[BEGIN Listed records]

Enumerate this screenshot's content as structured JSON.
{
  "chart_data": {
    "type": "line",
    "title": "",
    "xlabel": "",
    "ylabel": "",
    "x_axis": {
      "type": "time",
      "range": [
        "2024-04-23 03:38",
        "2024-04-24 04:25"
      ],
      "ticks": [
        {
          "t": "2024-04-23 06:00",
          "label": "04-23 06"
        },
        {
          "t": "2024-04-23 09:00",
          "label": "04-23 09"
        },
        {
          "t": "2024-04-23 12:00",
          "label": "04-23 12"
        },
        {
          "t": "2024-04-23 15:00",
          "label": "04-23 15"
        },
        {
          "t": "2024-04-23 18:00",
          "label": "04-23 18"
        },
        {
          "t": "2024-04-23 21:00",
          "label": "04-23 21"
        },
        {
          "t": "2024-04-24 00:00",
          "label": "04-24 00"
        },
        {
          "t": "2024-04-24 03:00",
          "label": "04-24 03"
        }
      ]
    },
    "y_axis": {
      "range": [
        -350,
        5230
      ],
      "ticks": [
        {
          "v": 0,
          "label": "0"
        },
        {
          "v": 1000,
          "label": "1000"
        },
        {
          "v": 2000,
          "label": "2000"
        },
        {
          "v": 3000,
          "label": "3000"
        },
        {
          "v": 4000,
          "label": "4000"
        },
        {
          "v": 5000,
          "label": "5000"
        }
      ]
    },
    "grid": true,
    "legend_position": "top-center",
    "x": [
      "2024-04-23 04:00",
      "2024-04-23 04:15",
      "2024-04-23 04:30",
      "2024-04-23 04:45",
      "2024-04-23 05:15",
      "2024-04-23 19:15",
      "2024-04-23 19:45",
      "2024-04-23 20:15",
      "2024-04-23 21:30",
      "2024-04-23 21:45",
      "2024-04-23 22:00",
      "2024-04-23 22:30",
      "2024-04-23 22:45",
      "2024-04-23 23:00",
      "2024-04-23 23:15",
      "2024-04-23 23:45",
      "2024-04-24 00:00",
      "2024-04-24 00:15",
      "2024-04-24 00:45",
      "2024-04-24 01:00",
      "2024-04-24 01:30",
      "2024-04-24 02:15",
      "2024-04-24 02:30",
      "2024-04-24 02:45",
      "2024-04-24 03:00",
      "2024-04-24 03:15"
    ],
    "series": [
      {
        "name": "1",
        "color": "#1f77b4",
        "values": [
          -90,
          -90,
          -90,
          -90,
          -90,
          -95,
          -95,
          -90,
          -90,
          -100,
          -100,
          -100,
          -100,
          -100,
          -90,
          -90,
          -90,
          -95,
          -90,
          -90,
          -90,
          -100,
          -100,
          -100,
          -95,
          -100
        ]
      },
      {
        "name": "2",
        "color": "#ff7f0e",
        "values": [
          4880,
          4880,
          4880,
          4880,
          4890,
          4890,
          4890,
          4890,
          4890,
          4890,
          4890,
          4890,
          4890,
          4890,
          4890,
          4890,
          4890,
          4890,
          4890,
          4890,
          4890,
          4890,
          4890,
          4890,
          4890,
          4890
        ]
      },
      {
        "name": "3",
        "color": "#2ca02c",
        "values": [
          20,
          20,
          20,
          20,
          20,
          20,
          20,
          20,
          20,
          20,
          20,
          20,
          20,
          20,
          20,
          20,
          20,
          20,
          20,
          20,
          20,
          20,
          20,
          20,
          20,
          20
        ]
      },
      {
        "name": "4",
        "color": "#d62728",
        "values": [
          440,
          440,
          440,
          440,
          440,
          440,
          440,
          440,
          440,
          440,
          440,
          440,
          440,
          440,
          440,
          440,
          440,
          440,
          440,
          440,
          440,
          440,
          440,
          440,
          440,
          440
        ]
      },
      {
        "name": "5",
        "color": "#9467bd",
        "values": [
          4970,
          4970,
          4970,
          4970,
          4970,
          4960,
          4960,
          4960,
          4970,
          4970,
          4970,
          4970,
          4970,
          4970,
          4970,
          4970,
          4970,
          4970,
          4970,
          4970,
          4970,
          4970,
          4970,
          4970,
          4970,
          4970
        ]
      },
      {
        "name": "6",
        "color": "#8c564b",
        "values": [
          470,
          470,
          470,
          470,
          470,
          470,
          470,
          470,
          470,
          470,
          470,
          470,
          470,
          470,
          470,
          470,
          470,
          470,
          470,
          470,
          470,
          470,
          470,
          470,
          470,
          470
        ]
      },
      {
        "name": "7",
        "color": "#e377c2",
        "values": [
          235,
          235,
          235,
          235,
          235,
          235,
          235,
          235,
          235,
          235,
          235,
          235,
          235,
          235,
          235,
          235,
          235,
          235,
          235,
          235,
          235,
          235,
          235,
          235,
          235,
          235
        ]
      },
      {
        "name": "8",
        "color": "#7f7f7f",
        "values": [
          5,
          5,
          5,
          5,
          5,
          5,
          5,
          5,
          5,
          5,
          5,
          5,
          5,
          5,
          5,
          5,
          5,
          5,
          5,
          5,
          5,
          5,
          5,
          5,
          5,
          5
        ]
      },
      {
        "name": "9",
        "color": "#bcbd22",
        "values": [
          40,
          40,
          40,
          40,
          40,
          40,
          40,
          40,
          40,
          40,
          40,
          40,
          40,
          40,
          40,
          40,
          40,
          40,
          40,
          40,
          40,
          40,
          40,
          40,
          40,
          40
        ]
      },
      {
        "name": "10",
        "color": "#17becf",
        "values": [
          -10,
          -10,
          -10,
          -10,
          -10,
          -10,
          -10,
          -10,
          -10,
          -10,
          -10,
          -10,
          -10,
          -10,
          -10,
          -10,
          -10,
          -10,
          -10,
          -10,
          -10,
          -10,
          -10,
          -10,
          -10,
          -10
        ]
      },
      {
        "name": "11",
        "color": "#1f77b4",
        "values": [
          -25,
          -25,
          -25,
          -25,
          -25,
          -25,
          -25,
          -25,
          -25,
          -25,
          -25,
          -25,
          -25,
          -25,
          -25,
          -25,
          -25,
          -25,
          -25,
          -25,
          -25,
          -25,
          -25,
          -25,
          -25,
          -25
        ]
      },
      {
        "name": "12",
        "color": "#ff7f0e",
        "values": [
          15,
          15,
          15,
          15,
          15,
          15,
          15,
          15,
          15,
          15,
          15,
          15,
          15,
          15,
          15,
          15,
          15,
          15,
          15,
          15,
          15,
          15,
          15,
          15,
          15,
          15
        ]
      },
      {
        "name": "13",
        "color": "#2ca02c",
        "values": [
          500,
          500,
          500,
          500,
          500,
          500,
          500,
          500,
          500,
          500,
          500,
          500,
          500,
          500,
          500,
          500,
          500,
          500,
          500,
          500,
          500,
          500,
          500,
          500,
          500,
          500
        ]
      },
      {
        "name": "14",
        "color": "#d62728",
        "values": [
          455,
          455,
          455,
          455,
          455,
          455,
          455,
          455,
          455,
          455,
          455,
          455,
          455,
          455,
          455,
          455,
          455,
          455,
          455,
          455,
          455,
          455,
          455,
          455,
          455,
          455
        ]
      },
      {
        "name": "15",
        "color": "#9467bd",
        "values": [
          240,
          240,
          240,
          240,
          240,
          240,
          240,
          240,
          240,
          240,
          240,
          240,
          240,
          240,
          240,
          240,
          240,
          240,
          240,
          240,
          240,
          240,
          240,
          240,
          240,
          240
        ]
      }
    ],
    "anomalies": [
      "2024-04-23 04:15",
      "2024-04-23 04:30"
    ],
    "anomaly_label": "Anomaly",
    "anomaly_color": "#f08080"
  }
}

[END Listed records]

• [Required task]:
Retype the entries one by one, exactly.

• [Answer for the task]:
Enumerate this screenshot's content as structured JSON.
{
  "chart_data": {
    "type": "line",
    "title": "",
    "xlabel": "",
    "ylabel": "",
    "x_axis": {
      "type": "time",
      "range": [
        "2024-04-23 03:38",
        "2024-04-24 04:25"
      ],
      "ticks": [
        {
          "t": "2024-04-23 06:00",
          "label": "04-23 06"
        },
        {
          "t": "2024-04-23 09:00",
          "label": "04-23 09"
        },
        {
          "t": "2024-04-23 12:00",
          "label": "04-23 12"
        },
        {
          "t": "2024-04-23 15:00",
          "label": "04-23 15"
        },
        {
          "t": "2024-04-23 18:00",
          "label": "04-23 18"
        },
        {
          "t": "2024-04-23 21:00",
          "label": "04-23 21"
        },
        {
          "t": "2024-04-24 00:00",
          "label": "04-24 00"
        },
        {
          "t": "2024-04-24 03:00",
          "label": "04-24 03"
        }
      ]
    },
    "y_axis": {
      "range": [
        -350,
        5230
      ],
      "ticks": [
        {
          "v": 0,
          "label": "0"
        },
        {
          "v": 1000,
          "label": "1000"
        },
        {
          "v": 2000,
          "label": "2000"
        },
        {
          "v": 3000,
          "label": "3000"
        },
        {
          "v": 4000,
          "label": "4000"
        },
        {
          "v": 5000,
          "label": "5000"
        }
      ]
    },
    "grid": true,
    "legend_position": "top-center",
    "x": [
      "2024-04-23 04:00",
      "2024-04-23 04:15",
      "2024-04-23 04:30",
      "2024-04-23 04:45",
      "2024-04-23 05:15",
      "2024-04-23 19:15",
      "2024-04-23 19:45",
      "2024-04-23 20:15",
      "2024-04-23 21:30",
      "2024-04-23 21:45",
      "2024-04-23 22:00",
      "2024-04-23 22:30",
      "2024-04-23 22:45",
      "2024-04-23 23:00",
      "2024-04-23 23:15",
      "2024-04-23 23:45",
      "2024-04-24 00:00",
      "2024-04-24 00:15",
      "2024-04-24 00:45",
      "2024-04-24 01:00",
      "2024-04-24 01:30",
      "2024-04-24 02:15",
      "2024-04-24 02:30",
      "2024-04-24 02:45",
      "2024-04-24 03:00",
      "2024-04-24 03:15"
    ],
    "series": [
      {
        "name": "1",
        "color": "#1f77b4",
        "values": [
          -90,
          -90,
          -90,
          -90,
          -90,
          -95,
          -95,
          -90,
          -90,
          -100,
          -100,
          -100,
          -100,
          -100,
          -90,
          -90,
          -90,
          -95,
          -90,
          -90,
          -90,
          -100,
          -100,
          -100,
          -95,
          -100
        ]
      },
      {
        "name": "2",
        "color": "#ff7f0e",
        "values": [
          4880,
          4880,
          4880,
          4880,
          4890,
          4890,
          4890,
          4890,
          4890,
          4890,
          4890,
          4890,
          4890,
          4890,
          4890,
          4890,
          4890,
          4890,
          4890,
          4890,
          4890,
          4890,
          4890,
          4890,
          4890,
          4890
        ]
      },
      {
        "name": "3",
        "color": "#2ca02c",
        "values": [
          20,
          20,
          20,
          20,
          20,
          20,
          20,
          20,
          20,
          20,
          20,
          20,
          20,
          20,
          20,
          20,
          20,
          20,
          20,
          20,
          20,
          20,
          20,
          20,
          20,
          20
        ]
      },
      {
        "name": "4",
        "color": "#d62728",
        "values": [
          440,
          440,
          440,
          440,
          440,
          440,
          440,
          440,
          440,
          440,
          440,
          440,
          440,
          440,
          440,
          440,
          440,
          440,
          440,
          440,
          440,
          440,
          440,
          440,
          440,
          440
        ]
      },
      {
        "name": "5",
        "color": "#9467bd",
        "values": [
          4970,
          4970,
          4970,
          4970,
          4970,
          4960,
          4960,
          4960,
          4970,
          4970,
          4970,
          4970,
          4970,
          4970,
          4970,
          4970,
          4970,
          4970,
          4970,
          4970,
          4970,
          4970,
          4970,
          4970,
          4970,
          4970
        ]
      },
      {
        "name": "6",
        "color": "#8c564b",
        "values": [
          470,
          470,
          470,
          470,
          470,
          470,
          470,
          470,
          470,
          470,
          470,
          470,
          470,
          470,
          470,
          470,
          470,
          470,
          470,
          470,
          470,
          470,
          470,
          470,
          470,
          470
        ]
      },
      {
        "name": "7",
        "color": "#e377c2",
        "values": [
          235,
          235,
          235,
          235,
          235,
          235,
          235,
          235,
          235,
          235,
          235,
          235,
          235,
          235,
          235,
          235,
          235,
          235,
          235,
          235,
          235,
          235,
          235,
          235,
          235,
          235
        ]
      },
      {
        "name": "8",
        "color": "#7f7f7f",
        "values": [
          5,
          5,
          5,
          5,
          5,
          5,
          5,
          5,
          5,
          5,
          5,
          5,
          5,
          5,
          5,
          5,
          5,
          5,
          5,
          5,
          5,
          5,
          5,
          5,
          5,
          5
        ]
      },
      {
        "name": "9",
        "color": "#bcbd22",
        "values": [
          40,
          40,
          40,
          40,
          40,
          40,
          40,
          40,
          40,
          40,
          40,
          40,
          40,
          40,
          40,
          40,
          40,
          40,
          40,
          40,
          40,
          40,
          40,
          40,
          40,
          40
        ]
      },
      {
        "name": "10",
        "color": "#17becf",
        "values": [
          -10,
          -10,
          -10,
          -10,
          -10,
          -10,
          -10,
          -10,
          -10,
          -10,
          -10,
          -10,
          -10,
          -10,
          -10,
          -10,
          -10,
          -10,
          -10,
          -10,
          -10,
          -10,
          -10,
          -10,
          -10,
          -10
        ]
      },
      {
        "name": "11",
        "color": "#1f77b4",
        "values": [
          -25,
          -25,
          -25,
          -25,
          -25,
          -25,
          -25,
          -25,
          -25,
          -25,
          -25,
          -25,
          -25,
          -25,
          -25,
          -25,
          -25,
          -25,
          -25,
          -25,
          -25,
          -25,
          -25,
          -25,
          -25,
          -25
        ]
      },
      {
        "name": "12",
        "color": "#ff7f0e",
        "values": [
          15,
          15,
          15,
          15,
          15,
          15,
          15,
          15,
          15,
          15,
          15,
          15,
          15,
          15,
          15,
          15,
          15,
          15,
          15,
          15,
          15,
          15,
          15,
          15,
          15,
          15
        ]
      },
      {
        "name": "13",
        "color": "#2ca02c",
        "values": [
          500,
          500,
          500,
          500,
          500,
          500,
          500,
          500,
          500,
          500,
          500,
          500,
          500,
          500,
          500,
          500,
          500,
          500,
          500,
          500,
          500,
          500,
          500,
          500,
          500,
          500
        ]
      },
      {
        "name": "14",
        "color": "#d62728",
        "values": [
          455,
          455,
          455,
          455,
          455,
          455,
          455,
          455,
          455,
          455,
          455,
          455,
          455,
          455,
          455,
          455,
          455,
          455,
          455,
          455,
          455,
          455,
          455,
          455,
          455,
          455
        ]
      },
      {
        "name": "15",
        "color": "#9467bd",
        "values": [
          240,
          240,
          240,
          240,
          240,
          240,
          240,
          240,
          240,
          240,
          240,
          240,
          240,
          240,
          240,
          240,
          240,
          240,
          240,
          240,
          240,
          240,
          240,
          240,
          240,
          240
        ]
      }
    ],
    "anomalies": [
      "2024-04-23 04:15",
      "2024-04-23 04:30"
    ],
    "anomaly_label": "Anomaly",
    "anomaly_color": "#f08080"
  }
}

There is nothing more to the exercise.